▶ _Supplied records_
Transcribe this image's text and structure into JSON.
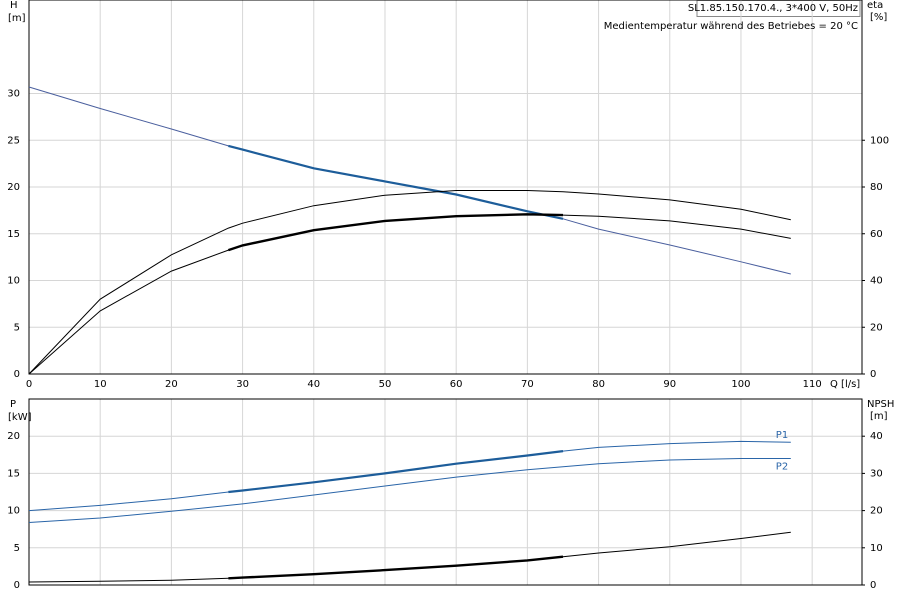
{
  "chart_data": [
    {
      "type": "line",
      "title": "SL1.85.150.170.4., 3*400 V, 50Hz",
      "subtitle": "Medientemperatur während des Betriebes = 20 °C",
      "y_label": "H",
      "y_unit": "[m]",
      "y2_label": "eta",
      "y2_unit": "[%]",
      "x_label": "Q [l/s]",
      "x": [
        0,
        10,
        20,
        28,
        30,
        40,
        50,
        60,
        70,
        75,
        80,
        90,
        100,
        107
      ],
      "xlim": [
        0,
        117
      ],
      "xticks": [
        0,
        10,
        20,
        30,
        40,
        50,
        60,
        70,
        80,
        90,
        100,
        110
      ],
      "xtick_labels": true,
      "ylim": [
        0,
        40
      ],
      "yticks": [
        0,
        5,
        10,
        15,
        20,
        25,
        30
      ],
      "y2lim": [
        0,
        160
      ],
      "y2ticks": [
        0,
        20,
        40,
        60,
        80,
        100
      ],
      "grid": true,
      "series": [
        {
          "color": "#4a5f9e",
          "width": 1,
          "values": [
            30.7,
            28.4,
            26.2,
            24.4,
            24.0,
            22.0,
            20.6,
            19.2,
            17.4,
            16.6,
            15.5,
            13.8,
            12.0,
            10.7
          ]
        },
        {
          "color": "#1d5d9a",
          "width": 2.2,
          "values": [
            null,
            null,
            null,
            24.4,
            24.0,
            22.0,
            20.6,
            19.2,
            17.4,
            16.6,
            null,
            null,
            null,
            null
          ]
        },
        {
          "color": "#000000",
          "width": 1,
          "axis": "y2",
          "values": [
            0,
            32,
            51,
            62.4,
            64.5,
            72,
            76.5,
            78.5,
            78.5,
            78,
            77,
            74.5,
            70.5,
            66
          ]
        },
        {
          "color": "#000000",
          "width": 1,
          "axis": "y2",
          "values": [
            0,
            27,
            44,
            53,
            55,
            61.5,
            65.5,
            67.5,
            68.3,
            68,
            67.5,
            65.5,
            62,
            58
          ]
        },
        {
          "color": "#000000",
          "width": 2.4,
          "axis": "y2",
          "values": [
            null,
            null,
            null,
            53,
            55,
            61.5,
            65.5,
            67.5,
            68.3,
            68,
            null,
            null,
            null,
            null
          ]
        }
      ]
    },
    {
      "type": "line",
      "y_label": "P",
      "y_unit": "[kW]",
      "y2_label": "NPSH",
      "y2_unit": "[m]",
      "x": [
        0,
        10,
        20,
        28,
        30,
        40,
        50,
        60,
        70,
        75,
        80,
        90,
        100,
        107
      ],
      "xlim": [
        0,
        117
      ],
      "xticks": [
        0,
        10,
        20,
        30,
        40,
        50,
        60,
        70,
        80,
        90,
        100,
        110
      ],
      "xtick_labels": false,
      "ylim": [
        0,
        25
      ],
      "yticks": [
        0,
        5,
        10,
        15,
        20
      ],
      "y2lim": [
        0,
        50
      ],
      "y2ticks": [
        0,
        10,
        20,
        30,
        40
      ],
      "grid": true,
      "series": [
        {
          "name": "P1",
          "color": "#2a65a8",
          "width": 1,
          "values": [
            10.0,
            10.7,
            11.6,
            12.5,
            12.7,
            13.8,
            15.0,
            16.3,
            17.4,
            18.0,
            18.5,
            19.0,
            19.3,
            19.2
          ]
        },
        {
          "color": "#1d5d9a",
          "width": 2.2,
          "values": [
            null,
            null,
            null,
            12.5,
            12.7,
            13.8,
            15.0,
            16.3,
            17.4,
            18.0,
            null,
            null,
            null,
            null
          ]
        },
        {
          "name": "P2",
          "color": "#2a65a8",
          "width": 1,
          "values": [
            8.4,
            9.0,
            9.9,
            10.7,
            10.9,
            12.1,
            13.3,
            14.5,
            15.5,
            15.9,
            16.3,
            16.8,
            17.0,
            17.0
          ]
        },
        {
          "color": "#000000",
          "width": 1,
          "axis": "y2",
          "values": [
            0.8,
            1.0,
            1.3,
            1.8,
            2.0,
            2.9,
            4.0,
            5.2,
            6.6,
            7.6,
            8.6,
            10.3,
            12.5,
            14.2
          ]
        },
        {
          "color": "#000000",
          "width": 2.4,
          "axis": "y2",
          "values": [
            null,
            null,
            null,
            1.8,
            2.0,
            2.9,
            4.0,
            5.2,
            6.6,
            7.6,
            null,
            null,
            null,
            null
          ]
        }
      ]
    }
  ]
}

▶ _Exercise_
Transcribe every entry word for word, but omit the pictures.

▶ _Response to this task_
Transcribe this image's text and structure into JSON.
{
  "chart_data": [
    {
      "type": "line",
      "title": "SL1.85.150.170.4., 3*400 V, 50Hz",
      "subtitle": "Medientemperatur während des Betriebes = 20 °C",
      "y_label": "H",
      "y_unit": "[m]",
      "y2_label": "eta",
      "y2_unit": "[%]",
      "x_label": "Q [l/s]",
      "x": [
        0,
        10,
        20,
        28,
        30,
        40,
        50,
        60,
        70,
        75,
        80,
        90,
        100,
        107
      ],
      "xlim": [
        0,
        117
      ],
      "xticks": [
        0,
        10,
        20,
        30,
        40,
        50,
        60,
        70,
        80,
        90,
        100,
        110
      ],
      "xtick_labels": true,
      "ylim": [
        0,
        40
      ],
      "yticks": [
        0,
        5,
        10,
        15,
        20,
        25,
        30
      ],
      "y2lim": [
        0,
        160
      ],
      "y2ticks": [
        0,
        20,
        40,
        60,
        80,
        100
      ],
      "grid": true,
      "series": [
        {
          "color": "#4a5f9e",
          "width": 1,
          "values": [
            30.7,
            28.4,
            26.2,
            24.4,
            24.0,
            22.0,
            20.6,
            19.2,
            17.4,
            16.6,
            15.5,
            13.8,
            12.0,
            10.7
          ]
        },
        {
          "color": "#1d5d9a",
          "width": 2.2,
          "values": [
            null,
            null,
            null,
            24.4,
            24.0,
            22.0,
            20.6,
            19.2,
            17.4,
            16.6,
            null,
            null,
            null,
            null
          ]
        },
        {
          "color": "#000000",
          "width": 1,
          "axis": "y2",
          "values": [
            0,
            32,
            51,
            62.4,
            64.5,
            72,
            76.5,
            78.5,
            78.5,
            78,
            77,
            74.5,
            70.5,
            66
          ]
        },
        {
          "color": "#000000",
          "width": 1,
          "axis": "y2",
          "values": [
            0,
            27,
            44,
            53,
            55,
            61.5,
            65.5,
            67.5,
            68.3,
            68,
            67.5,
            65.5,
            62,
            58
          ]
        },
        {
          "color": "#000000",
          "width": 2.4,
          "axis": "y2",
          "values": [
            null,
            null,
            null,
            53,
            55,
            61.5,
            65.5,
            67.5,
            68.3,
            68,
            null,
            null,
            null,
            null
          ]
        }
      ]
    },
    {
      "type": "line",
      "y_label": "P",
      "y_unit": "[kW]",
      "y2_label": "NPSH",
      "y2_unit": "[m]",
      "x": [
        0,
        10,
        20,
        28,
        30,
        40,
        50,
        60,
        70,
        75,
        80,
        90,
        100,
        107
      ],
      "xlim": [
        0,
        117
      ],
      "xticks": [
        0,
        10,
        20,
        30,
        40,
        50,
        60,
        70,
        80,
        90,
        100,
        110
      ],
      "xtick_labels": false,
      "ylim": [
        0,
        25
      ],
      "yticks": [
        0,
        5,
        10,
        15,
        20
      ],
      "y2lim": [
        0,
        50
      ],
      "y2ticks": [
        0,
        10,
        20,
        30,
        40
      ],
      "grid": true,
      "series": [
        {
          "name": "P1",
          "color": "#2a65a8",
          "width": 1,
          "values": [
            10.0,
            10.7,
            11.6,
            12.5,
            12.7,
            13.8,
            15.0,
            16.3,
            17.4,
            18.0,
            18.5,
            19.0,
            19.3,
            19.2
          ]
        },
        {
          "color": "#1d5d9a",
          "width": 2.2,
          "values": [
            null,
            null,
            null,
            12.5,
            12.7,
            13.8,
            15.0,
            16.3,
            17.4,
            18.0,
            null,
            null,
            null,
            null
          ]
        },
        {
          "name": "P2",
          "color": "#2a65a8",
          "width": 1,
          "values": [
            8.4,
            9.0,
            9.9,
            10.7,
            10.9,
            12.1,
            13.3,
            14.5,
            15.5,
            15.9,
            16.3,
            16.8,
            17.0,
            17.0
          ]
        },
        {
          "color": "#000000",
          "width": 1,
          "axis": "y2",
          "values": [
            0.8,
            1.0,
            1.3,
            1.8,
            2.0,
            2.9,
            4.0,
            5.2,
            6.6,
            7.6,
            8.6,
            10.3,
            12.5,
            14.2
          ]
        },
        {
          "color": "#000000",
          "width": 2.4,
          "axis": "y2",
          "values": [
            null,
            null,
            null,
            1.8,
            2.0,
            2.9,
            4.0,
            5.2,
            6.6,
            7.6,
            null,
            null,
            null,
            null
          ]
        }
      ]
    }
  ]
}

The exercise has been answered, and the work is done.